TASK REQUIREMENTS
Pictures within the data are to be left out; everything else must be reproduced exactly.

EXCERPTED RECORDS
↓↓↓

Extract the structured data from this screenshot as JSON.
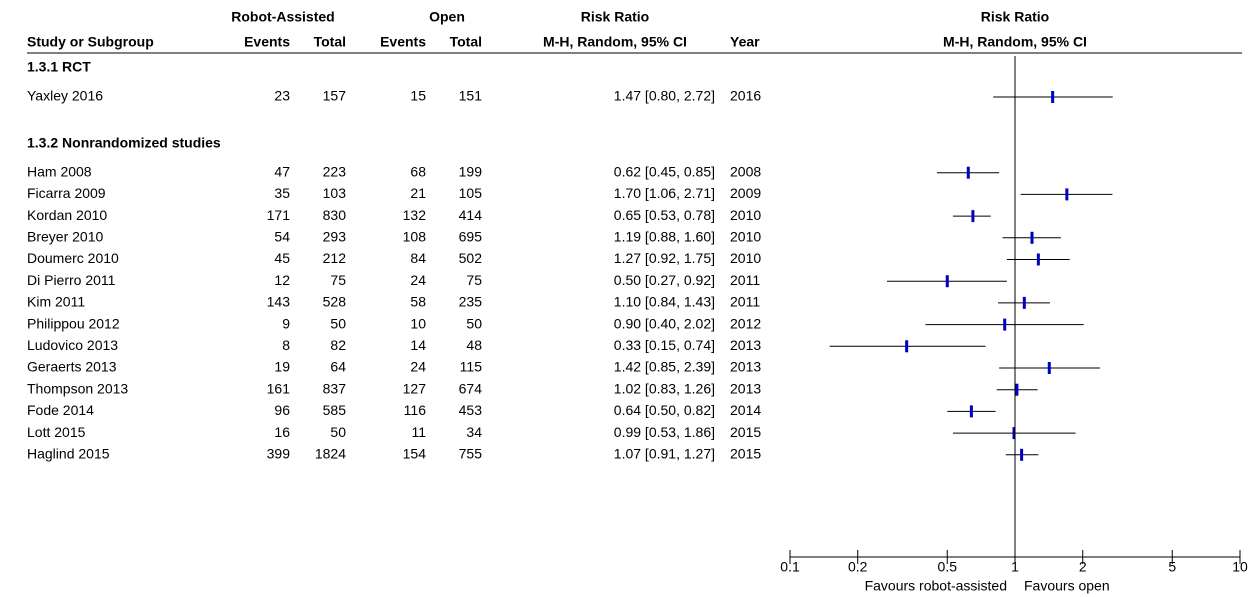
{
  "chart_data": {
    "type": "forest",
    "title": "Risk Ratio",
    "subtitle": "M-H, Random, 95% CI",
    "header": {
      "group1": "Robot-Assisted",
      "group2": "Open",
      "effect": "Risk Ratio",
      "study": "Study or Subgroup",
      "events1": "Events",
      "total1": "Total",
      "events2": "Events",
      "total2": "Total",
      "method": "M-H, Random, 95% CI",
      "year": "Year"
    },
    "groups": [
      {
        "name": "1.3.1 RCT",
        "studies": [
          {
            "name": "Yaxley 2016",
            "events1": 23,
            "total1": 157,
            "events2": 15,
            "total2": 151,
            "rr": 1.47,
            "lo": 0.8,
            "hi": 2.72,
            "ci_label": "1.47 [0.80, 2.72]",
            "year": 2016
          }
        ]
      },
      {
        "name": "1.3.2 Nonrandomized studies",
        "studies": [
          {
            "name": "Ham 2008",
            "events1": 47,
            "total1": 223,
            "events2": 68,
            "total2": 199,
            "rr": 0.62,
            "lo": 0.45,
            "hi": 0.85,
            "ci_label": "0.62 [0.45, 0.85]",
            "year": 2008
          },
          {
            "name": "Ficarra 2009",
            "events1": 35,
            "total1": 103,
            "events2": 21,
            "total2": 105,
            "rr": 1.7,
            "lo": 1.06,
            "hi": 2.71,
            "ci_label": "1.70 [1.06, 2.71]",
            "year": 2009
          },
          {
            "name": "Kordan 2010",
            "events1": 171,
            "total1": 830,
            "events2": 132,
            "total2": 414,
            "rr": 0.65,
            "lo": 0.53,
            "hi": 0.78,
            "ci_label": "0.65 [0.53, 0.78]",
            "year": 2010
          },
          {
            "name": "Breyer 2010",
            "events1": 54,
            "total1": 293,
            "events2": 108,
            "total2": 695,
            "rr": 1.19,
            "lo": 0.88,
            "hi": 1.6,
            "ci_label": "1.19 [0.88, 1.60]",
            "year": 2010
          },
          {
            "name": "Doumerc 2010",
            "events1": 45,
            "total1": 212,
            "events2": 84,
            "total2": 502,
            "rr": 1.27,
            "lo": 0.92,
            "hi": 1.75,
            "ci_label": "1.27 [0.92, 1.75]",
            "year": 2010
          },
          {
            "name": "Di Pierro 2011",
            "events1": 12,
            "total1": 75,
            "events2": 24,
            "total2": 75,
            "rr": 0.5,
            "lo": 0.27,
            "hi": 0.92,
            "ci_label": "0.50 [0.27, 0.92]",
            "year": 2011
          },
          {
            "name": "Kim 2011",
            "events1": 143,
            "total1": 528,
            "events2": 58,
            "total2": 235,
            "rr": 1.1,
            "lo": 0.84,
            "hi": 1.43,
            "ci_label": "1.10 [0.84, 1.43]",
            "year": 2011
          },
          {
            "name": "Philippou 2012",
            "events1": 9,
            "total1": 50,
            "events2": 10,
            "total2": 50,
            "rr": 0.9,
            "lo": 0.4,
            "hi": 2.02,
            "ci_label": "0.90 [0.40, 2.02]",
            "year": 2012
          },
          {
            "name": "Ludovico 2013",
            "events1": 8,
            "total1": 82,
            "events2": 14,
            "total2": 48,
            "rr": 0.33,
            "lo": 0.15,
            "hi": 0.74,
            "ci_label": "0.33 [0.15, 0.74]",
            "year": 2013
          },
          {
            "name": "Geraerts 2013",
            "events1": 19,
            "total1": 64,
            "events2": 24,
            "total2": 115,
            "rr": 1.42,
            "lo": 0.85,
            "hi": 2.39,
            "ci_label": "1.42 [0.85, 2.39]",
            "year": 2013
          },
          {
            "name": "Thompson 2013",
            "events1": 161,
            "total1": 837,
            "events2": 127,
            "total2": 674,
            "rr": 1.02,
            "lo": 0.83,
            "hi": 1.26,
            "ci_label": "1.02 [0.83, 1.26]",
            "year": 2013
          },
          {
            "name": "Fode 2014",
            "events1": 96,
            "total1": 585,
            "events2": 116,
            "total2": 453,
            "rr": 0.64,
            "lo": 0.5,
            "hi": 0.82,
            "ci_label": "0.64 [0.50, 0.82]",
            "year": 2014
          },
          {
            "name": "Lott 2015",
            "events1": 16,
            "total1": 50,
            "events2": 11,
            "total2": 34,
            "rr": 0.99,
            "lo": 0.53,
            "hi": 1.86,
            "ci_label": "0.99 [0.53, 1.86]",
            "year": 2015
          },
          {
            "name": "Haglind 2015",
            "events1": 399,
            "total1": 1824,
            "events2": 154,
            "total2": 755,
            "rr": 1.07,
            "lo": 0.91,
            "hi": 1.27,
            "ci_label": "1.07 [0.91, 1.27]",
            "year": 2015
          }
        ]
      }
    ],
    "xlim": [
      0.1,
      10
    ],
    "xticks": [
      0.1,
      0.2,
      0.5,
      1,
      2,
      5,
      10
    ],
    "log_x": true,
    "left_label": "Favours robot-assisted",
    "right_label": "Favours open",
    "color": "#0000c0"
  }
}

↑↑↑

SOLUTION FOR THIS EXERCISE
Extract the structured data from this screenshot as JSON.
{
  "chart_data": {
    "type": "forest",
    "title": "Risk Ratio",
    "subtitle": "M-H, Random, 95% CI",
    "header": {
      "group1": "Robot-Assisted",
      "group2": "Open",
      "effect": "Risk Ratio",
      "study": "Study or Subgroup",
      "events1": "Events",
      "total1": "Total",
      "events2": "Events",
      "total2": "Total",
      "method": "M-H, Random, 95% CI",
      "year": "Year"
    },
    "groups": [
      {
        "name": "1.3.1 RCT",
        "studies": [
          {
            "name": "Yaxley 2016",
            "events1": 23,
            "total1": 157,
            "events2": 15,
            "total2": 151,
            "rr": 1.47,
            "lo": 0.8,
            "hi": 2.72,
            "ci_label": "1.47 [0.80, 2.72]",
            "year": 2016
          }
        ]
      },
      {
        "name": "1.3.2 Nonrandomized studies",
        "studies": [
          {
            "name": "Ham 2008",
            "events1": 47,
            "total1": 223,
            "events2": 68,
            "total2": 199,
            "rr": 0.62,
            "lo": 0.45,
            "hi": 0.85,
            "ci_label": "0.62 [0.45, 0.85]",
            "year": 2008
          },
          {
            "name": "Ficarra 2009",
            "events1": 35,
            "total1": 103,
            "events2": 21,
            "total2": 105,
            "rr": 1.7,
            "lo": 1.06,
            "hi": 2.71,
            "ci_label": "1.70 [1.06, 2.71]",
            "year": 2009
          },
          {
            "name": "Kordan 2010",
            "events1": 171,
            "total1": 830,
            "events2": 132,
            "total2": 414,
            "rr": 0.65,
            "lo": 0.53,
            "hi": 0.78,
            "ci_label": "0.65 [0.53, 0.78]",
            "year": 2010
          },
          {
            "name": "Breyer 2010",
            "events1": 54,
            "total1": 293,
            "events2": 108,
            "total2": 695,
            "rr": 1.19,
            "lo": 0.88,
            "hi": 1.6,
            "ci_label": "1.19 [0.88, 1.60]",
            "year": 2010
          },
          {
            "name": "Doumerc 2010",
            "events1": 45,
            "total1": 212,
            "events2": 84,
            "total2": 502,
            "rr": 1.27,
            "lo": 0.92,
            "hi": 1.75,
            "ci_label": "1.27 [0.92, 1.75]",
            "year": 2010
          },
          {
            "name": "Di Pierro 2011",
            "events1": 12,
            "total1": 75,
            "events2": 24,
            "total2": 75,
            "rr": 0.5,
            "lo": 0.27,
            "hi": 0.92,
            "ci_label": "0.50 [0.27, 0.92]",
            "year": 2011
          },
          {
            "name": "Kim 2011",
            "events1": 143,
            "total1": 528,
            "events2": 58,
            "total2": 235,
            "rr": 1.1,
            "lo": 0.84,
            "hi": 1.43,
            "ci_label": "1.10 [0.84, 1.43]",
            "year": 2011
          },
          {
            "name": "Philippou 2012",
            "events1": 9,
            "total1": 50,
            "events2": 10,
            "total2": 50,
            "rr": 0.9,
            "lo": 0.4,
            "hi": 2.02,
            "ci_label": "0.90 [0.40, 2.02]",
            "year": 2012
          },
          {
            "name": "Ludovico 2013",
            "events1": 8,
            "total1": 82,
            "events2": 14,
            "total2": 48,
            "rr": 0.33,
            "lo": 0.15,
            "hi": 0.74,
            "ci_label": "0.33 [0.15, 0.74]",
            "year": 2013
          },
          {
            "name": "Geraerts 2013",
            "events1": 19,
            "total1": 64,
            "events2": 24,
            "total2": 115,
            "rr": 1.42,
            "lo": 0.85,
            "hi": 2.39,
            "ci_label": "1.42 [0.85, 2.39]",
            "year": 2013
          },
          {
            "name": "Thompson 2013",
            "events1": 161,
            "total1": 837,
            "events2": 127,
            "total2": 674,
            "rr": 1.02,
            "lo": 0.83,
            "hi": 1.26,
            "ci_label": "1.02 [0.83, 1.26]",
            "year": 2013
          },
          {
            "name": "Fode 2014",
            "events1": 96,
            "total1": 585,
            "events2": 116,
            "total2": 453,
            "rr": 0.64,
            "lo": 0.5,
            "hi": 0.82,
            "ci_label": "0.64 [0.50, 0.82]",
            "year": 2014
          },
          {
            "name": "Lott 2015",
            "events1": 16,
            "total1": 50,
            "events2": 11,
            "total2": 34,
            "rr": 0.99,
            "lo": 0.53,
            "hi": 1.86,
            "ci_label": "0.99 [0.53, 1.86]",
            "year": 2015
          },
          {
            "name": "Haglind 2015",
            "events1": 399,
            "total1": 1824,
            "events2": 154,
            "total2": 755,
            "rr": 1.07,
            "lo": 0.91,
            "hi": 1.27,
            "ci_label": "1.07 [0.91, 1.27]",
            "year": 2015
          }
        ]
      }
    ],
    "xlim": [
      0.1,
      10
    ],
    "xticks": [
      0.1,
      0.2,
      0.5,
      1,
      2,
      5,
      10
    ],
    "log_x": true,
    "left_label": "Favours robot-assisted",
    "right_label": "Favours open",
    "color": "#0000c0"
  }
}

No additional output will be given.